▼

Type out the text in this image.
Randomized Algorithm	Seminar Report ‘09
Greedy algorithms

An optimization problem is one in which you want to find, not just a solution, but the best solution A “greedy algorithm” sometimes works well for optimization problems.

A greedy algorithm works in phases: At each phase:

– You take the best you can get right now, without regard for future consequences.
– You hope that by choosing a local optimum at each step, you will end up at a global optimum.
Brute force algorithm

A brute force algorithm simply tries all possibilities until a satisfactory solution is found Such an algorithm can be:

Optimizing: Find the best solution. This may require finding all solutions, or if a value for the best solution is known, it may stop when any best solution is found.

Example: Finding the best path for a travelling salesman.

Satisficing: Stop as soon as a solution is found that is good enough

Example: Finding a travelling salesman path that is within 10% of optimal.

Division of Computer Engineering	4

▲

* _What to do_
Reproduce the records word for word.

* _Answer to the exercise_
Type out the text in this image.
Randomized Algorithm	Seminar Report ‘09
Greedy algorithms

An optimization problem is one in which you want to find, not just a solution, but the best solution A “greedy algorithm” sometimes works well for optimization problems.

A greedy algorithm works in phases: At each phase:

– You take the best you can get right now, without regard for future consequences.
– You hope that by choosing a local optimum at each step, you will end up at a global optimum.
Brute force algorithm

A brute force algorithm simply tries all possibilities until a satisfactory solution is found Such an algorithm can be:

Optimizing: Find the best solution. This may require finding all solutions, or if a value for the best solution is known, it may stop when any best solution is found.

Example: Finding the best path for a travelling salesman.

Satisficing: Stop as soon as a solution is found that is good enough

Example: Finding a travelling salesman path that is within 10% of optimal.

Division of Computer Engineering	4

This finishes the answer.